> [INSTRUCTION] Output the data word for word, dropping every image.

•••

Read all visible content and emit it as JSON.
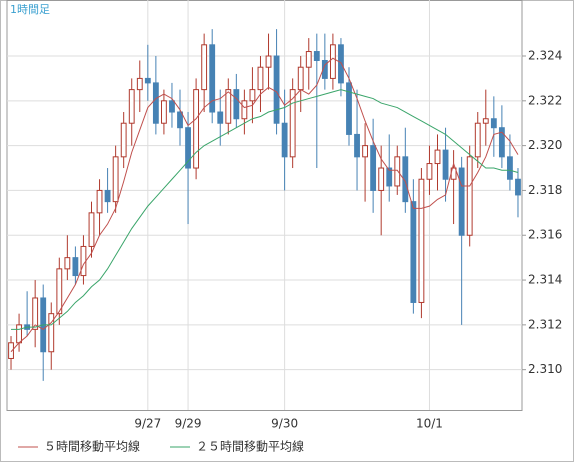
{
  "chart_data": {
    "type": "candlestick",
    "title": "1時間足",
    "categories": [
      null,
      null,
      null,
      null,
      null,
      null,
      null,
      null,
      null,
      null,
      null,
      null,
      null,
      null,
      null,
      null,
      null,
      "9/27",
      null,
      null,
      null,
      null,
      "9/29",
      null,
      null,
      null,
      null,
      null,
      null,
      null,
      null,
      null,
      null,
      null,
      "9/30",
      null,
      null,
      null,
      null,
      null,
      null,
      null,
      null,
      null,
      null,
      null,
      null,
      null,
      null,
      null,
      null,
      null,
      "10/1",
      null,
      null,
      null,
      null,
      null,
      null,
      null,
      null,
      null,
      null,
      null
    ],
    "open": [
      2.3105,
      2.3112,
      2.312,
      2.3118,
      2.3132,
      2.3108,
      2.3125,
      2.3145,
      2.315,
      2.3142,
      2.3155,
      2.317,
      2.318,
      2.3175,
      2.3195,
      2.321,
      2.3225,
      2.323,
      2.3228,
      2.321,
      2.322,
      2.3215,
      2.3208,
      2.319,
      2.3225,
      2.3245,
      2.3215,
      2.321,
      2.3225,
      2.3212,
      2.322,
      2.3225,
      2.3235,
      2.324,
      2.321,
      2.3195,
      2.3225,
      2.3235,
      2.3242,
      2.3238,
      2.323,
      2.3245,
      2.3228,
      2.3205,
      2.3195,
      2.32,
      2.318,
      2.319,
      2.3182,
      2.3195,
      2.3175,
      2.313,
      2.3185,
      2.3192,
      2.3198,
      2.3185,
      2.319,
      2.316,
      2.3195,
      2.321,
      2.3212,
      2.3208,
      2.3195,
      2.3185
    ],
    "high": [
      2.3115,
      2.3125,
      2.3135,
      2.314,
      2.3138,
      2.313,
      2.315,
      2.316,
      2.3155,
      2.316,
      2.3175,
      2.3185,
      2.319,
      2.32,
      2.3215,
      2.323,
      2.3238,
      2.3245,
      2.324,
      2.3225,
      2.3228,
      2.3225,
      2.3215,
      2.323,
      2.325,
      2.3252,
      2.3225,
      2.323,
      2.3232,
      2.3225,
      2.3235,
      2.324,
      2.325,
      2.3252,
      2.3225,
      2.323,
      2.324,
      2.3248,
      2.325,
      2.325,
      2.325,
      2.3248,
      2.3235,
      2.3225,
      2.321,
      2.3212,
      2.32,
      2.3205,
      2.32,
      2.3208,
      2.3185,
      2.319,
      2.32,
      2.3205,
      2.3208,
      2.3198,
      2.3195,
      2.32,
      2.3215,
      2.3225,
      2.3222,
      2.3218,
      2.3205,
      2.319
    ],
    "low": [
      2.31,
      2.3108,
      2.3115,
      2.311,
      2.3095,
      2.31,
      2.312,
      2.314,
      2.3138,
      2.3138,
      2.315,
      2.316,
      2.317,
      2.317,
      2.319,
      2.32,
      2.3215,
      2.322,
      2.3205,
      2.3205,
      2.3208,
      2.32,
      2.3165,
      2.3185,
      2.3215,
      2.321,
      2.32,
      2.3205,
      2.3208,
      2.3205,
      2.321,
      2.3215,
      2.3225,
      2.3205,
      2.318,
      2.319,
      2.3215,
      2.3225,
      2.319,
      2.3225,
      2.3225,
      2.3222,
      2.32,
      2.318,
      2.3175,
      2.317,
      2.316,
      2.3175,
      2.3178,
      2.317,
      2.3125,
      2.3123,
      2.3178,
      2.318,
      2.3175,
      2.3165,
      2.312,
      2.3155,
      2.319,
      2.32,
      2.3195,
      2.319,
      2.318,
      2.3168
    ],
    "close": [
      2.3112,
      2.312,
      2.3118,
      2.3132,
      2.3108,
      2.3125,
      2.3145,
      2.315,
      2.3142,
      2.3155,
      2.317,
      2.318,
      2.3175,
      2.3195,
      2.321,
      2.3225,
      2.323,
      2.3228,
      2.321,
      2.322,
      2.3215,
      2.3208,
      2.319,
      2.3225,
      2.3245,
      2.3215,
      2.321,
      2.3225,
      2.3212,
      2.322,
      2.3225,
      2.3235,
      2.324,
      2.321,
      2.3195,
      2.3225,
      2.3235,
      2.3242,
      2.3238,
      2.323,
      2.3245,
      2.3228,
      2.3205,
      2.3195,
      2.32,
      2.318,
      2.319,
      2.3182,
      2.3195,
      2.3175,
      2.313,
      2.3185,
      2.3192,
      2.3198,
      2.3185,
      2.319,
      2.316,
      2.3195,
      2.321,
      2.3212,
      2.3208,
      2.3195,
      2.3185,
      2.3178
    ],
    "up_color": "#b03a2e",
    "down_color": "#4682b4",
    "series": [
      {
        "name": "５時間移動平均線",
        "color": "#c0504d",
        "values": [
          2.3108,
          2.3112,
          2.3115,
          2.312,
          2.3118,
          2.3121,
          2.3126,
          2.3132,
          2.3138,
          2.3147,
          2.3152,
          2.316,
          2.3165,
          2.3172,
          2.3184,
          2.3197,
          2.3207,
          2.3217,
          2.3221,
          2.3223,
          2.3221,
          2.3216,
          2.3209,
          2.3212,
          2.3217,
          2.322,
          2.3221,
          2.3224,
          2.3221,
          2.3217,
          2.3218,
          2.3223,
          2.3226,
          2.3224,
          2.3218,
          2.3221,
          2.3225,
          2.3223,
          2.3227,
          2.3236,
          2.3239,
          2.3237,
          2.323,
          2.3221,
          2.3211,
          2.3202,
          2.3194,
          2.3189,
          2.3189,
          2.3184,
          2.3172,
          2.3172,
          2.3173,
          2.3176,
          2.3178,
          2.3192,
          2.3182,
          2.3182,
          2.3188,
          2.3195,
          2.3205,
          2.3206,
          2.3202,
          2.3196
        ]
      },
      {
        "name": "２５時間移動平均線",
        "color": "#3aa56a",
        "values": [
          2.3118,
          2.3118,
          2.3119,
          2.3119,
          2.312,
          2.312,
          2.3123,
          2.3126,
          2.313,
          2.3133,
          2.3137,
          2.314,
          2.3145,
          2.3151,
          2.3157,
          2.3163,
          2.3168,
          2.3173,
          2.3177,
          2.3181,
          2.3185,
          2.3189,
          2.3193,
          2.3197,
          2.32,
          2.3202,
          2.3204,
          2.3206,
          2.3208,
          2.321,
          2.3212,
          2.3213,
          2.3215,
          2.3216,
          2.3217,
          2.3219,
          2.322,
          2.3221,
          2.3222,
          2.3223,
          2.3224,
          2.3225,
          2.3224,
          2.3223,
          2.3222,
          2.3221,
          2.3219,
          2.3218,
          2.3217,
          2.3215,
          2.3213,
          2.3211,
          2.3209,
          2.3207,
          2.3205,
          2.3202,
          2.3199,
          2.3196,
          2.3193,
          2.319,
          2.319,
          2.3189,
          2.3189,
          2.3188
        ]
      }
    ],
    "ylim": [
      2.3082,
      2.3265
    ],
    "yticks": [
      {
        "value": 2.31,
        "label": "2.310"
      },
      2.312,
      2.314,
      2.316,
      2.318,
      {
        "value": 2.32,
        "label": "2.320"
      },
      2.322,
      2.324
    ],
    "grid": true
  }
}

•••

> [EXERCISE ANSWER]
Read all visible content and emit it as JSON.
{
  "chart_data": {
    "type": "candlestick",
    "title": "1時間足",
    "categories": [
      null,
      null,
      null,
      null,
      null,
      null,
      null,
      null,
      null,
      null,
      null,
      null,
      null,
      null,
      null,
      null,
      null,
      "9/27",
      null,
      null,
      null,
      null,
      "9/29",
      null,
      null,
      null,
      null,
      null,
      null,
      null,
      null,
      null,
      null,
      null,
      "9/30",
      null,
      null,
      null,
      null,
      null,
      null,
      null,
      null,
      null,
      null,
      null,
      null,
      null,
      null,
      null,
      null,
      null,
      "10/1",
      null,
      null,
      null,
      null,
      null,
      null,
      null,
      null,
      null,
      null,
      null
    ],
    "open": [
      2.3105,
      2.3112,
      2.312,
      2.3118,
      2.3132,
      2.3108,
      2.3125,
      2.3145,
      2.315,
      2.3142,
      2.3155,
      2.317,
      2.318,
      2.3175,
      2.3195,
      2.321,
      2.3225,
      2.323,
      2.3228,
      2.321,
      2.322,
      2.3215,
      2.3208,
      2.319,
      2.3225,
      2.3245,
      2.3215,
      2.321,
      2.3225,
      2.3212,
      2.322,
      2.3225,
      2.3235,
      2.324,
      2.321,
      2.3195,
      2.3225,
      2.3235,
      2.3242,
      2.3238,
      2.323,
      2.3245,
      2.3228,
      2.3205,
      2.3195,
      2.32,
      2.318,
      2.319,
      2.3182,
      2.3195,
      2.3175,
      2.313,
      2.3185,
      2.3192,
      2.3198,
      2.3185,
      2.319,
      2.316,
      2.3195,
      2.321,
      2.3212,
      2.3208,
      2.3195,
      2.3185
    ],
    "high": [
      2.3115,
      2.3125,
      2.3135,
      2.314,
      2.3138,
      2.313,
      2.315,
      2.316,
      2.3155,
      2.316,
      2.3175,
      2.3185,
      2.319,
      2.32,
      2.3215,
      2.323,
      2.3238,
      2.3245,
      2.324,
      2.3225,
      2.3228,
      2.3225,
      2.3215,
      2.323,
      2.325,
      2.3252,
      2.3225,
      2.323,
      2.3232,
      2.3225,
      2.3235,
      2.324,
      2.325,
      2.3252,
      2.3225,
      2.323,
      2.324,
      2.3248,
      2.325,
      2.325,
      2.325,
      2.3248,
      2.3235,
      2.3225,
      2.321,
      2.3212,
      2.32,
      2.3205,
      2.32,
      2.3208,
      2.3185,
      2.319,
      2.32,
      2.3205,
      2.3208,
      2.3198,
      2.3195,
      2.32,
      2.3215,
      2.3225,
      2.3222,
      2.3218,
      2.3205,
      2.319
    ],
    "low": [
      2.31,
      2.3108,
      2.3115,
      2.311,
      2.3095,
      2.31,
      2.312,
      2.314,
      2.3138,
      2.3138,
      2.315,
      2.316,
      2.317,
      2.317,
      2.319,
      2.32,
      2.3215,
      2.322,
      2.3205,
      2.3205,
      2.3208,
      2.32,
      2.3165,
      2.3185,
      2.3215,
      2.321,
      2.32,
      2.3205,
      2.3208,
      2.3205,
      2.321,
      2.3215,
      2.3225,
      2.3205,
      2.318,
      2.319,
      2.3215,
      2.3225,
      2.319,
      2.3225,
      2.3225,
      2.3222,
      2.32,
      2.318,
      2.3175,
      2.317,
      2.316,
      2.3175,
      2.3178,
      2.317,
      2.3125,
      2.3123,
      2.3178,
      2.318,
      2.3175,
      2.3165,
      2.312,
      2.3155,
      2.319,
      2.32,
      2.3195,
      2.319,
      2.318,
      2.3168
    ],
    "close": [
      2.3112,
      2.312,
      2.3118,
      2.3132,
      2.3108,
      2.3125,
      2.3145,
      2.315,
      2.3142,
      2.3155,
      2.317,
      2.318,
      2.3175,
      2.3195,
      2.321,
      2.3225,
      2.323,
      2.3228,
      2.321,
      2.322,
      2.3215,
      2.3208,
      2.319,
      2.3225,
      2.3245,
      2.3215,
      2.321,
      2.3225,
      2.3212,
      2.322,
      2.3225,
      2.3235,
      2.324,
      2.321,
      2.3195,
      2.3225,
      2.3235,
      2.3242,
      2.3238,
      2.323,
      2.3245,
      2.3228,
      2.3205,
      2.3195,
      2.32,
      2.318,
      2.319,
      2.3182,
      2.3195,
      2.3175,
      2.313,
      2.3185,
      2.3192,
      2.3198,
      2.3185,
      2.319,
      2.316,
      2.3195,
      2.321,
      2.3212,
      2.3208,
      2.3195,
      2.3185,
      2.3178
    ],
    "up_color": "#b03a2e",
    "down_color": "#4682b4",
    "series": [
      {
        "name": "５時間移動平均線",
        "color": "#c0504d",
        "values": [
          2.3108,
          2.3112,
          2.3115,
          2.312,
          2.3118,
          2.3121,
          2.3126,
          2.3132,
          2.3138,
          2.3147,
          2.3152,
          2.316,
          2.3165,
          2.3172,
          2.3184,
          2.3197,
          2.3207,
          2.3217,
          2.3221,
          2.3223,
          2.3221,
          2.3216,
          2.3209,
          2.3212,
          2.3217,
          2.322,
          2.3221,
          2.3224,
          2.3221,
          2.3217,
          2.3218,
          2.3223,
          2.3226,
          2.3224,
          2.3218,
          2.3221,
          2.3225,
          2.3223,
          2.3227,
          2.3236,
          2.3239,
          2.3237,
          2.323,
          2.3221,
          2.3211,
          2.3202,
          2.3194,
          2.3189,
          2.3189,
          2.3184,
          2.3172,
          2.3172,
          2.3173,
          2.3176,
          2.3178,
          2.3192,
          2.3182,
          2.3182,
          2.3188,
          2.3195,
          2.3205,
          2.3206,
          2.3202,
          2.3196
        ]
      },
      {
        "name": "２５時間移動平均線",
        "color": "#3aa56a",
        "values": [
          2.3118,
          2.3118,
          2.3119,
          2.3119,
          2.312,
          2.312,
          2.3123,
          2.3126,
          2.313,
          2.3133,
          2.3137,
          2.314,
          2.3145,
          2.3151,
          2.3157,
          2.3163,
          2.3168,
          2.3173,
          2.3177,
          2.3181,
          2.3185,
          2.3189,
          2.3193,
          2.3197,
          2.32,
          2.3202,
          2.3204,
          2.3206,
          2.3208,
          2.321,
          2.3212,
          2.3213,
          2.3215,
          2.3216,
          2.3217,
          2.3219,
          2.322,
          2.3221,
          2.3222,
          2.3223,
          2.3224,
          2.3225,
          2.3224,
          2.3223,
          2.3222,
          2.3221,
          2.3219,
          2.3218,
          2.3217,
          2.3215,
          2.3213,
          2.3211,
          2.3209,
          2.3207,
          2.3205,
          2.3202,
          2.3199,
          2.3196,
          2.3193,
          2.319,
          2.319,
          2.3189,
          2.3189,
          2.3188
        ]
      }
    ],
    "ylim": [
      2.3082,
      2.3265
    ],
    "yticks": [
      {
        "value": 2.31,
        "label": "2.310"
      },
      2.312,
      2.314,
      2.316,
      2.318,
      {
        "value": 2.32,
        "label": "2.320"
      },
      2.322,
      2.324
    ],
    "grid": true
  }
}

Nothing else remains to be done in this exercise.